● DATA FOR PROCESSING
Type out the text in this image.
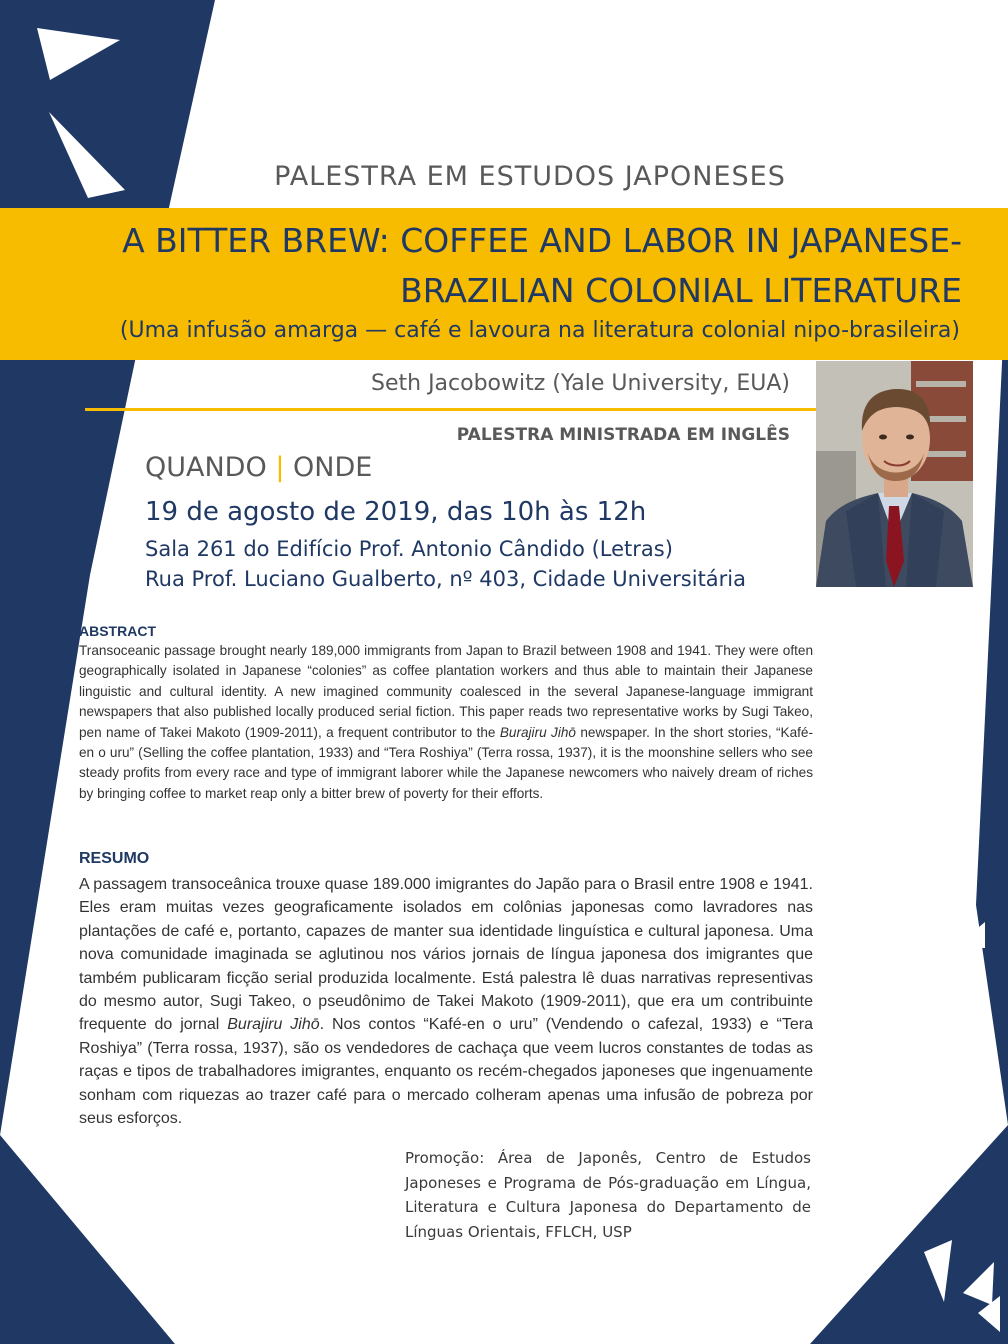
PALESTRA EM ESTUDOS JAPONESES
A BITTER BREW: COFFEE AND LABOR IN JAPANESE-
BRAZILIAN COLONIAL LITERATURE
(Uma infusão amarga — café e lavoura na literatura colonial nipo-brasileira)
Seth Jacobowitz (Yale University, EUA)
PALESTRA MINISTRADA EM INGLÊS
QUANDO | ONDE
19 de agosto de 2019, das 10h às 12h
Sala 261 do Edifício Prof. Antonio Cândido (Letras)
Rua Prof. Luciano Gualberto, nº 403, Cidade Universitária
ABSTRACT

Transoceanic passage brought nearly 189,000 immigrants from Japan to Brazil between 1908 and 1941. They were often geographically isolated in Japanese “colonies” as coffee plantation workers and thus able to maintain their Japanese linguistic and cultural identity. A new imagined community coalesced in the several Japanese-language immigrant newspapers that also published locally produced serial fiction. This paper reads two representative works by Sugi Takeo, pen name of Takei Makoto (1909-2011), a frequent contributor to the Burajiru Jihō newspaper. In the short stories, “Kafé-en o uru” (Selling the coffee plantation, 1933) and “Tera Roshiya” (Terra rossa, 1937), it is the moonshine sellers who see steady profits from every race and type of immigrant laborer while the Japanese newcomers who naively dream of riches by bringing coffee to market reap only a bitter brew of poverty for their efforts.

RESUMO

A passagem transoceânica trouxe quase 189.000 imigrantes do Japão para o Brasil entre 1908 e 1941. Eles eram muitas vezes geograficamente isolados em colônias japonesas como lavradores nas plantações de café e, portanto, capazes de manter sua identidade linguística e cultural japonesa. Uma nova comunidade imaginada se aglutinou nos vários jornais de língua japonesa dos imigrantes que também publicaram ficção serial produzida localmente. Está palestra lê duas narrativas representivas do mesmo autor, Sugi Takeo, o pseudônimo de Takei Makoto (1909-2011), que era um contribuinte frequente do jornal Burajiru Jihō. Nos contos “Kafé-en o uru” (Vendendo o cafezal, 1933) e “Tera Roshiya” (Terra rossa, 1937), são os vendedores de cachaça que veem lucros constantes de todas as raças e tipos de trabalhadores imigrantes, enquanto os recém-chegados japoneses que ingenuamente sonham com riquezas ao trazer café para o mercado colheram apenas uma infusão de pobreza por seus esforços.

Promoção: Área de Japonês, Centro de Estudos Japoneses e Programa de Pós-graduação em Língua, Literatura e Cultura Japonesa do Departamento de Línguas Orientais, FFLCH, USP
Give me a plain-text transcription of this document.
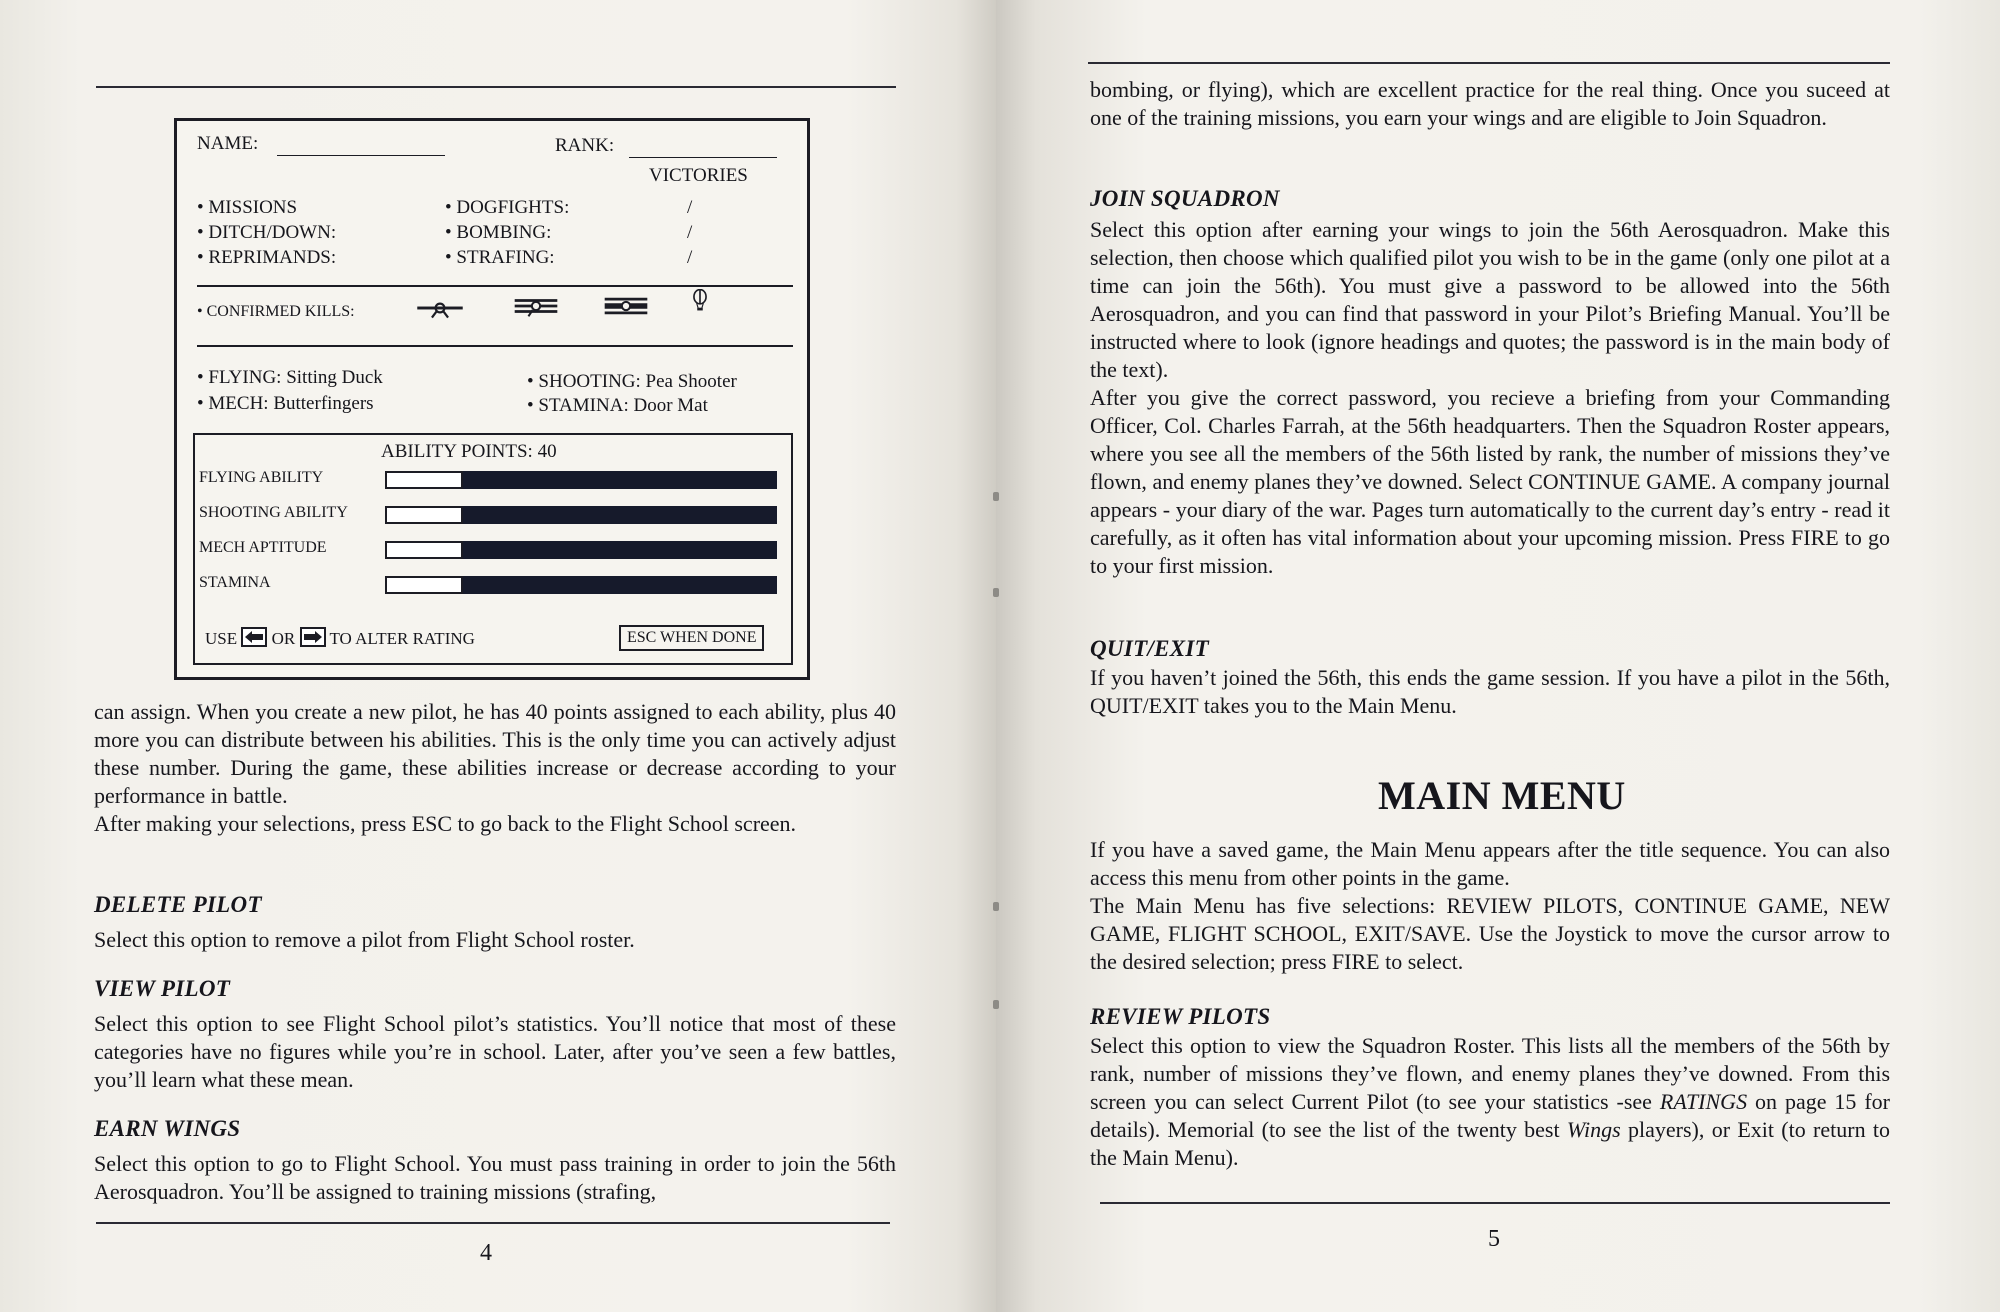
NAME:	RANK:
VICTORIES
• MISSIONS
• DITCH/DOWN:
• REPRIMANDS:
• DOGFIGHTS:
• BOMBING:
• STRAFING:
/
/
/
• CONFIRMED KILLS:
• FLYING: Sitting Duck
• MECH: Butterfingers
• SHOOTING: Pea Shooter
• STAMINA: Door Mat
ABILITY POINTS: 40
FLYING ABILITY
SHOOTING ABILITY
MECH APTITUDE
STAMINA
USE OR TO ALTER RATING	ESC WHEN DONE

can assign. When you create a new pilot, he has 40 points assigned to each ability, plus 40 more you can distribute between his abilities. This is the only time you can actively adjust these number. During the game, these abilities increase or decrease according to your performance in battle.

After making your selections, press ESC to go back to the Flight School screen.

DELETE PILOT
Select this option to remove a pilot from Flight School roster.
VIEW PILOT
Select this option to see Flight School pilot’s statistics. You’ll notice that most of these categories have no figures while you’re in school. Later, after you’ve seen a few battles, you’ll learn what these mean.
EARN WINGS
Select this option to go to Flight School. You must pass training in order to join the 56th Aerosquadron. You’ll be assigned to training missions (strafing,
4
bombing, or flying), which are excellent practice for the real thing. Once you suceed at one of the training missions, you earn your wings and are eligible to Join Squadron.
JOIN SQUADRON

Select this option after earning your wings to join the 56th Aerosquadron. Make this selection, then choose which qualified pilot you wish to be in the game (only one pilot at a time can join the 56th). You must give a password to be allowed into the 56th Aerosquadron, and you can find that password in your Pilot’s Briefing Manual. You’ll be instructed where to look (ignore headings and quotes; the password is in the main body of the text).

After you give the correct password, you recieve a briefing from your Commanding Officer, Col. Charles Farrah, at the 56th headquarters. Then the Squadron Roster appears, where you see all the members of the 56th listed by rank, the number of missions they’ve flown, and enemy planes they’ve downed. Select CONTINUE GAME. A company journal appears - your diary of the war. Pages turn automatically to the current day’s entry - read it carefully, as it often has vital information about your upcoming mission. Press FIRE to go to your first mission.

QUIT/EXIT
If you haven’t joined the 56th, this ends the game session. If you have a pilot in the 56th, QUIT/EXIT takes you to the Main Menu.
MAIN MENU

If you have a saved game, the Main Menu appears after the title sequence. You can also access this menu from other points in the game.

The Main Menu has five selections: REVIEW PILOTS, CONTINUE GAME, NEW GAME, FLIGHT SCHOOL, EXIT/SAVE. Use the Joystick to move the cursor arrow to the desired selection; press FIRE to select.

REVIEW PILOTS
Select this option to view the Squadron Roster. This lists all the members of the 56th by rank, number of missions they’ve flown, and enemy planes they’ve downed. From this screen you can select Current Pilot (to see your statistics -see RATINGS on page 15 for details). Memorial (to see the list of the twenty best Wings players), or Exit (to return to the Main Menu).
5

● DIRECTION
Copy every single line of the material above that holds "assigned".

● RESULT OF THE EXERCISE
can assign. When you create a new pilot, he has 40 points assigned to each ability, plus 40 more you can distribute between his abilities. This is the only time you can actively adjust these number. During the game, these abilities increase or decrease according to your performance in battle.
Select this option to go to Flight School. You must pass training in order to join the 56th Aerosquadron. You’ll be assigned to training missions (strafing,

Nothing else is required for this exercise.